*THE PROBLEM*
State how many lines of the listing below include the word "Recettes". Give only the number.

## start ITEMS

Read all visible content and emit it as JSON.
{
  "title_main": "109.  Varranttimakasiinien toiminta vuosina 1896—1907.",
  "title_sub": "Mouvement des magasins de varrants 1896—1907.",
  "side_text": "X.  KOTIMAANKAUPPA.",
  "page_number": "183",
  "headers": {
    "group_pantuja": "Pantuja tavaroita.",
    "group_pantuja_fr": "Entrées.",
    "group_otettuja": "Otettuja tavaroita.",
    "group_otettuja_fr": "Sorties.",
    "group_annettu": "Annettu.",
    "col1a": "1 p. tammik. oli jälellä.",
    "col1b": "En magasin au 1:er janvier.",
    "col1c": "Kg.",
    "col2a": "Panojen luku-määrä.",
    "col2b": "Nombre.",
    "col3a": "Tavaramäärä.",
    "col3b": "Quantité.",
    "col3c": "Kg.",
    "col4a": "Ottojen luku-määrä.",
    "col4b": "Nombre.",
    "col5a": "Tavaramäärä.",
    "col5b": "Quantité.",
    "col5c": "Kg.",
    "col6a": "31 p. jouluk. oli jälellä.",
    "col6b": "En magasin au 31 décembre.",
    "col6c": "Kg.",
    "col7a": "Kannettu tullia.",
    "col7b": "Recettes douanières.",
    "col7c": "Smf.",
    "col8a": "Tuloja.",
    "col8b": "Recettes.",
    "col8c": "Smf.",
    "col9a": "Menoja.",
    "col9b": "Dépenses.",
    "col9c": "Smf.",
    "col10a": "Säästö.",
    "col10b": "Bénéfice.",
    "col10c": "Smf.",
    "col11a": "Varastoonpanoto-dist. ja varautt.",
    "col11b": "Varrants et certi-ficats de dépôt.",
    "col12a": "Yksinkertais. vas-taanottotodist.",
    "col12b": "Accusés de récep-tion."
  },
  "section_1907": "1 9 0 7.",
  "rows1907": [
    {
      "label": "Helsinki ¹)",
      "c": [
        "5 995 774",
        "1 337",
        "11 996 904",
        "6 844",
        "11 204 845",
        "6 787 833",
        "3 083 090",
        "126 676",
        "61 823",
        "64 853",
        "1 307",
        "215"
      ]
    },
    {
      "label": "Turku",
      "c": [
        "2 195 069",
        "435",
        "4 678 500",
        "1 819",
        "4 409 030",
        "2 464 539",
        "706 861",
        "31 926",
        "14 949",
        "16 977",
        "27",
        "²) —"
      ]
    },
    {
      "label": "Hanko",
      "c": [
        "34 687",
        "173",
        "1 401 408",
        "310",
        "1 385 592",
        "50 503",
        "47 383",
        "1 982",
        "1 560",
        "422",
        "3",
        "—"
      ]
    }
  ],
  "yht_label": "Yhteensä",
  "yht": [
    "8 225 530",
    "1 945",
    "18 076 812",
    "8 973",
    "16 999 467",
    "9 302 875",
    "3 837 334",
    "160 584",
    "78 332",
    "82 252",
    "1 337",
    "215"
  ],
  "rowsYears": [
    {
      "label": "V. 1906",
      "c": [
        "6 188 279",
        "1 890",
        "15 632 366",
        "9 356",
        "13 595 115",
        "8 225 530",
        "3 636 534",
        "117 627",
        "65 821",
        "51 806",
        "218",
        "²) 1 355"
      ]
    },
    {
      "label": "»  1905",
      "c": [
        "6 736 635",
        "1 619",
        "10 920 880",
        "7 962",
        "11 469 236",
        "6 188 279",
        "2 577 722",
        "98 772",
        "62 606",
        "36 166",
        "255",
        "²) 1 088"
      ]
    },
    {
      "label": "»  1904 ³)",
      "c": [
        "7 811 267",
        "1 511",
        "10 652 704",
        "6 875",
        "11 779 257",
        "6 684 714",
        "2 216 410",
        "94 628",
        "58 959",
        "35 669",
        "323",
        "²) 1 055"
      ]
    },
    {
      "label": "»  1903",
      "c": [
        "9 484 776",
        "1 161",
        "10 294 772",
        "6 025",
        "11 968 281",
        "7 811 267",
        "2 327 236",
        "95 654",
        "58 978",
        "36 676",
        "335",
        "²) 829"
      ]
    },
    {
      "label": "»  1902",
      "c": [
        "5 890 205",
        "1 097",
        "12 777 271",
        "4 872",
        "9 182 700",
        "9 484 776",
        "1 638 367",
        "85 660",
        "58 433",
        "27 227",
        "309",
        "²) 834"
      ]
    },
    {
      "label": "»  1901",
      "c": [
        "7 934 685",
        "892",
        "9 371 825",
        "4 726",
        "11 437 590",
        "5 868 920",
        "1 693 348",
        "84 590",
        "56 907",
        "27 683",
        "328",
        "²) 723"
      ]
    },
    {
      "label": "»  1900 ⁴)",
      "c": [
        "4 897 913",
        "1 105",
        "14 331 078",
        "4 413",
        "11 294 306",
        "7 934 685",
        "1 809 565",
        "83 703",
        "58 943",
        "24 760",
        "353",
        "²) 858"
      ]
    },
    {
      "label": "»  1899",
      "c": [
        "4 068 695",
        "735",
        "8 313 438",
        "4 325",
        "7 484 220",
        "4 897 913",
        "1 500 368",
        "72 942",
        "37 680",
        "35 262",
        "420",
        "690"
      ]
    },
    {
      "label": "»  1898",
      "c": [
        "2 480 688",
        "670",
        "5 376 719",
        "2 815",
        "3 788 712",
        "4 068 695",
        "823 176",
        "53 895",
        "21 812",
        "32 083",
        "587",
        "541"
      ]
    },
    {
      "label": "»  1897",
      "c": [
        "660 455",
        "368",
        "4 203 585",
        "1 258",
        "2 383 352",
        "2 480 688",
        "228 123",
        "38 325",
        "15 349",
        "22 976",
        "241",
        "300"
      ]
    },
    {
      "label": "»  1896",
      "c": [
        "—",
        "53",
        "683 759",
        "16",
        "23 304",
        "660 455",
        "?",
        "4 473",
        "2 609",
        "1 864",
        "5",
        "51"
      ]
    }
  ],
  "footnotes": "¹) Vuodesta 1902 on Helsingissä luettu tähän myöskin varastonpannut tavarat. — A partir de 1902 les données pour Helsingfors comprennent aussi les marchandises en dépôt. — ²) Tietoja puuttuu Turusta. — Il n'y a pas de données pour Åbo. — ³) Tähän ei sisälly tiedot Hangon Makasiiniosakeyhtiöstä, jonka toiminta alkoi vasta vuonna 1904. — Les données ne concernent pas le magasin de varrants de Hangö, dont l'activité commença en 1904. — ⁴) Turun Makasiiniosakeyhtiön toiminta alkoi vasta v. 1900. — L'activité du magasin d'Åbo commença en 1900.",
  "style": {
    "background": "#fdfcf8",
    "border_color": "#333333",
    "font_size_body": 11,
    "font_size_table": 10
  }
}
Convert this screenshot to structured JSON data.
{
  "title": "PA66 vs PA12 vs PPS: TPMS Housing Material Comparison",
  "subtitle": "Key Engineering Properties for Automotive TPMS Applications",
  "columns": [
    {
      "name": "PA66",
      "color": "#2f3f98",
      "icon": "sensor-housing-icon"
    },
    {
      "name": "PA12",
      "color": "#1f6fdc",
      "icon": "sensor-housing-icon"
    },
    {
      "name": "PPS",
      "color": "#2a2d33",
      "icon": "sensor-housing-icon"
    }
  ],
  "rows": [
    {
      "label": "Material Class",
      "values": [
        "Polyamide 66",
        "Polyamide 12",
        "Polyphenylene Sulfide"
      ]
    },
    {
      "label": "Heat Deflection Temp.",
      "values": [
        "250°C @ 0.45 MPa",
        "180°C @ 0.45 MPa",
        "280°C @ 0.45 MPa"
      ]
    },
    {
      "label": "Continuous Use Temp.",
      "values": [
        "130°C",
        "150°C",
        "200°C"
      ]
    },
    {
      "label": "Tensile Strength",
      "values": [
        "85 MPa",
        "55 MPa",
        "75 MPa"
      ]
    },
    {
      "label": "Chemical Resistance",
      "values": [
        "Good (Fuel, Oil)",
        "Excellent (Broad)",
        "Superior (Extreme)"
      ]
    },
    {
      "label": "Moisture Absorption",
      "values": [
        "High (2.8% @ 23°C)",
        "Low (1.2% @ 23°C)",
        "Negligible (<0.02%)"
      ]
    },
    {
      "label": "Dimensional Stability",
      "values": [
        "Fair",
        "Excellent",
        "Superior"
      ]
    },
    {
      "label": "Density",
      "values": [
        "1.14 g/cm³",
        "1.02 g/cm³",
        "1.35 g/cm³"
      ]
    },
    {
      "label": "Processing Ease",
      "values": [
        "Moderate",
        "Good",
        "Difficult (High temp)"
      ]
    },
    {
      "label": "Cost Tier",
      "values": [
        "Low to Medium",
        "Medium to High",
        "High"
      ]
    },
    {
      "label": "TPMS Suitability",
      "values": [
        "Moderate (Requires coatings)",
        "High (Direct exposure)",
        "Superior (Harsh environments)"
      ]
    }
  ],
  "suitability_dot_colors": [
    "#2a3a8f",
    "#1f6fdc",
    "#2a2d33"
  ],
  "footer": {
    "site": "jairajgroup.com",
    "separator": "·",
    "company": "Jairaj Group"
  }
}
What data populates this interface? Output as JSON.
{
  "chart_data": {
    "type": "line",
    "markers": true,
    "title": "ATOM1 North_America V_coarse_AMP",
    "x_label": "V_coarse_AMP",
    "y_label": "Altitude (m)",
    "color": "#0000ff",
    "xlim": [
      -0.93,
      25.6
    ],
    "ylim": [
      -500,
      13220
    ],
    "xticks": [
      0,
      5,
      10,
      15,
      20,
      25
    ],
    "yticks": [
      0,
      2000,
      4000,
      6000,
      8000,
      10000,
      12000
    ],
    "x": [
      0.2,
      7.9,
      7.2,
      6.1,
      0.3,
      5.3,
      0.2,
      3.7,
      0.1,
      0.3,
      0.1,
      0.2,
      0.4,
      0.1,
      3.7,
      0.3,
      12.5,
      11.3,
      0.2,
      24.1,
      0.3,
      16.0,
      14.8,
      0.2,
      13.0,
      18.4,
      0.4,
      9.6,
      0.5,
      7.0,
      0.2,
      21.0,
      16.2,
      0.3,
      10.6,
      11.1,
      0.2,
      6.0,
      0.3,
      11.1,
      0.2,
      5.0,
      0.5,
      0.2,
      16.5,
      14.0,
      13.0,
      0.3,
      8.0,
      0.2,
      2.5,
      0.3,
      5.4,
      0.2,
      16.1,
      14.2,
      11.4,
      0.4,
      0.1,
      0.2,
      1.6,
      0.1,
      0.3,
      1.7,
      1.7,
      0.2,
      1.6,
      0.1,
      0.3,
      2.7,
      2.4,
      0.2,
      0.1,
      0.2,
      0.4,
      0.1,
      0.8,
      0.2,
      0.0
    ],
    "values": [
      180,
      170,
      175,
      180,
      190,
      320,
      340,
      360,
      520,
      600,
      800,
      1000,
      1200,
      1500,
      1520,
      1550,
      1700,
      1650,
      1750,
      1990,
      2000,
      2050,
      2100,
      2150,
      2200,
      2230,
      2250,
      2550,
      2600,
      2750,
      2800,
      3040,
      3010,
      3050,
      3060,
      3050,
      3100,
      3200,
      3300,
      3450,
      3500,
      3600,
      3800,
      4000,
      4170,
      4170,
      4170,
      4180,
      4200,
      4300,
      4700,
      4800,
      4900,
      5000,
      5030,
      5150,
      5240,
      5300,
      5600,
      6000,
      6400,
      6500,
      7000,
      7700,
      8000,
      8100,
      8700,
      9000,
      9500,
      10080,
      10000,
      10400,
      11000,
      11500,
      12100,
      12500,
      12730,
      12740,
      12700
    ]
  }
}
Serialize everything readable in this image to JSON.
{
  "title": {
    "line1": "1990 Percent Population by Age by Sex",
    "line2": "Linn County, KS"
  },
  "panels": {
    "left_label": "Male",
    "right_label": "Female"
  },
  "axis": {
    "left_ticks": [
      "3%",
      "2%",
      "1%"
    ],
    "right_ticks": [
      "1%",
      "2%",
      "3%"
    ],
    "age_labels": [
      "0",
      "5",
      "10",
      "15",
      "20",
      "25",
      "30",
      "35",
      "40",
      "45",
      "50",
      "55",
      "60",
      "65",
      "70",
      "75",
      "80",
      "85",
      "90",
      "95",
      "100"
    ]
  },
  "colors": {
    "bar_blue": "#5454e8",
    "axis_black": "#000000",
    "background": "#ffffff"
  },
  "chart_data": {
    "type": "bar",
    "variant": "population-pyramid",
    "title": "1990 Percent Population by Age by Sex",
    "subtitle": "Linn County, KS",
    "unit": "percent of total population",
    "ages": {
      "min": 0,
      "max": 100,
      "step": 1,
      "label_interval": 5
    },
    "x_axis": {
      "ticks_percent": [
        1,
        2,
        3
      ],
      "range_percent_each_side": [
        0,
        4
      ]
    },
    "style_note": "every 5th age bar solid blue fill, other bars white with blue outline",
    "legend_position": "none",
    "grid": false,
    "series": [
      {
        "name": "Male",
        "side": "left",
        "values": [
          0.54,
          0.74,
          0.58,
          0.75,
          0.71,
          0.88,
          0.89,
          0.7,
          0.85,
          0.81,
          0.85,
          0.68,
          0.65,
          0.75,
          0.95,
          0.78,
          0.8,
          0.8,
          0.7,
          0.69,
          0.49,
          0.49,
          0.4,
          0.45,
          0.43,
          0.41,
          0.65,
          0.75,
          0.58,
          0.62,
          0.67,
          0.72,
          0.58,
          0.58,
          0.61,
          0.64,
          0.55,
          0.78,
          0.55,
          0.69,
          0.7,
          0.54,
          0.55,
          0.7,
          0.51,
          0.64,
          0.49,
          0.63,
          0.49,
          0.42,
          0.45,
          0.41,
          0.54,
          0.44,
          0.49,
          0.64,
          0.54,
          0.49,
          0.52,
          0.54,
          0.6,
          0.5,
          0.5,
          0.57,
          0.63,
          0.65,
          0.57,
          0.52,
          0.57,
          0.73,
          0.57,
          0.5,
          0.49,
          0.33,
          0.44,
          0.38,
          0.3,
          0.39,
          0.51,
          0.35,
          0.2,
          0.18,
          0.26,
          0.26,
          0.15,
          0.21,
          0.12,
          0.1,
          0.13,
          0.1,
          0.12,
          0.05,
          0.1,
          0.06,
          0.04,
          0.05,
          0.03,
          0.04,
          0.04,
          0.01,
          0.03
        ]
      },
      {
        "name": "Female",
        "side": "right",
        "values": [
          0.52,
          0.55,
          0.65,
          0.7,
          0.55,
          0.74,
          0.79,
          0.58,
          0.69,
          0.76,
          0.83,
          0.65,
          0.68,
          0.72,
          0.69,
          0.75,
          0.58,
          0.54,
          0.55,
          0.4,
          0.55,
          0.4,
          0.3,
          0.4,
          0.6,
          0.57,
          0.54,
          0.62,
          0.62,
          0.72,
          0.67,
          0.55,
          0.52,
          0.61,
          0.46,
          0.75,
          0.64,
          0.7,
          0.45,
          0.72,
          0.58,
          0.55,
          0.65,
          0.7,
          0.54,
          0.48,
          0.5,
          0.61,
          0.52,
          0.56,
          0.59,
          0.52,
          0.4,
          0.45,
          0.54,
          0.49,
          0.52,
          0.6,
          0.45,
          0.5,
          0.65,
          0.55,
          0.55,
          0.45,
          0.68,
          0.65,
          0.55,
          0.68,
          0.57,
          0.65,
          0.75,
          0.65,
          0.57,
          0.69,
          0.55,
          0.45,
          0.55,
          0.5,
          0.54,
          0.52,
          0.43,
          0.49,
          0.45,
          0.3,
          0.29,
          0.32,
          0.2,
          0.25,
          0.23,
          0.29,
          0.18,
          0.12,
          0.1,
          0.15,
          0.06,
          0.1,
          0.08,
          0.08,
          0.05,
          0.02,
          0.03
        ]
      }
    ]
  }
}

## end ITEMS

*SOLUTION FOR THIS TASK*
2